To do:
Reproduce all the lines below exactly and omit the images.
── Stored rows ──
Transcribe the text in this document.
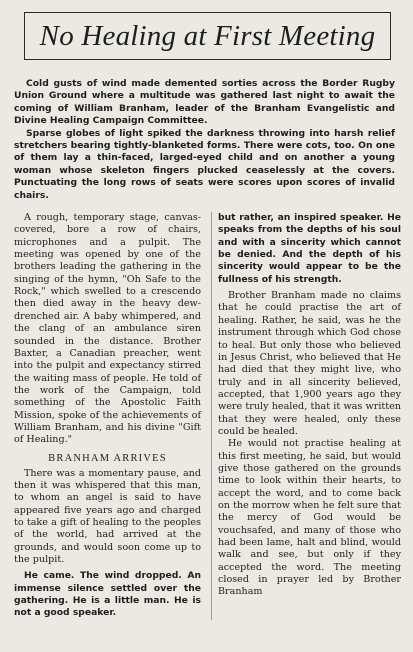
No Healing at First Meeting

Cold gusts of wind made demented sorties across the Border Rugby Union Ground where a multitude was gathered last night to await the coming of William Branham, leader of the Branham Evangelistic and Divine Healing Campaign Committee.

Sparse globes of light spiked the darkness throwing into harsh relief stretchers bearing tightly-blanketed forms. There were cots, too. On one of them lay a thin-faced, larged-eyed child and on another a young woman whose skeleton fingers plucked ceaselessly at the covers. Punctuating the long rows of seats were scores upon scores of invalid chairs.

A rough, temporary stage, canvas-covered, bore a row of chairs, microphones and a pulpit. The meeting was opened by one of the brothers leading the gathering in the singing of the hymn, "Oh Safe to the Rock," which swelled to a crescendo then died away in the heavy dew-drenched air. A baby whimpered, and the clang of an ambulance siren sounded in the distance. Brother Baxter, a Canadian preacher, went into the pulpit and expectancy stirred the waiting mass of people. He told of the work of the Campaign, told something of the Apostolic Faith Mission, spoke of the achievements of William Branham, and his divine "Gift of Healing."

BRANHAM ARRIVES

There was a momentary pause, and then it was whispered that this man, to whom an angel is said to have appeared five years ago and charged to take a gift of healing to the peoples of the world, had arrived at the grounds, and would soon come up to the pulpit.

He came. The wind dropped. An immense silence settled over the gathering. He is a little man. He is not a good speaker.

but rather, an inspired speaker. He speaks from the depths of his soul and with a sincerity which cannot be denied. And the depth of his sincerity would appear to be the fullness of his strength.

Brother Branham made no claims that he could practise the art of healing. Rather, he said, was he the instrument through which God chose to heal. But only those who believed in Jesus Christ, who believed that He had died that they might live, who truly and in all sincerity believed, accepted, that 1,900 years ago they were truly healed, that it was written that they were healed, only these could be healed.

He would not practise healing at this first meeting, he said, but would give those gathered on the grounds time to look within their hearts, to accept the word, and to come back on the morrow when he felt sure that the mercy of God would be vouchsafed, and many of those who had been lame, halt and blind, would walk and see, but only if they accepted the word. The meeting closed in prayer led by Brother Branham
───
Full response:
Transcribe the text in this document.
No Healing at First Meeting

Cold gusts of wind made demented sorties across the Border Rugby Union Ground where a multitude was gathered last night to await the coming of William Branham, leader of the Branham Evangelistic and Divine Healing Campaign Committee.

Sparse globes of light spiked the darkness throwing into harsh relief stretchers bearing tightly-blanketed forms. There were cots, too. On one of them lay a thin-faced, larged-eyed child and on another a young woman whose skeleton fingers plucked ceaselessly at the covers. Punctuating the long rows of seats were scores upon scores of invalid chairs.

A rough, temporary stage, canvas-covered, bore a row of chairs, microphones and a pulpit. The meeting was opened by one of the brothers leading the gathering in the singing of the hymn, "Oh Safe to the Rock," which swelled to a crescendo then died away in the heavy dew-drenched air. A baby whimpered, and the clang of an ambulance siren sounded in the distance. Brother Baxter, a Canadian preacher, went into the pulpit and expectancy stirred the waiting mass of people. He told of the work of the Campaign, told something of the Apostolic Faith Mission, spoke of the achievements of William Branham, and his divine "Gift of Healing."

BRANHAM ARRIVES

There was a momentary pause, and then it was whispered that this man, to whom an angel is said to have appeared five years ago and charged to take a gift of healing to the peoples of the world, had arrived at the grounds, and would soon come up to the pulpit.

He came. The wind dropped. An immense silence settled over the gathering. He is a little man. He is not a good speaker.

but rather, an inspired speaker. He speaks from the depths of his soul and with a sincerity which cannot be denied. And the depth of his sincerity would appear to be the fullness of his strength.

Brother Branham made no claims that he could practise the art of healing. Rather, he said, was he the instrument through which God chose to heal. But only those who believed in Jesus Christ, who believed that He had died that they might live, who truly and in all sincerity believed, accepted, that 1,900 years ago they were truly healed, that it was written that they were healed, only these could be healed.

He would not practise healing at this first meeting, he said, but would give those gathered on the grounds time to look within their hearts, to accept the word, and to come back on the morrow when he felt sure that the mercy of God would be vouchsafed, and many of those who had been lame, halt and blind, would walk and see, but only if they accepted the word. The meeting closed in prayer led by Brother Branham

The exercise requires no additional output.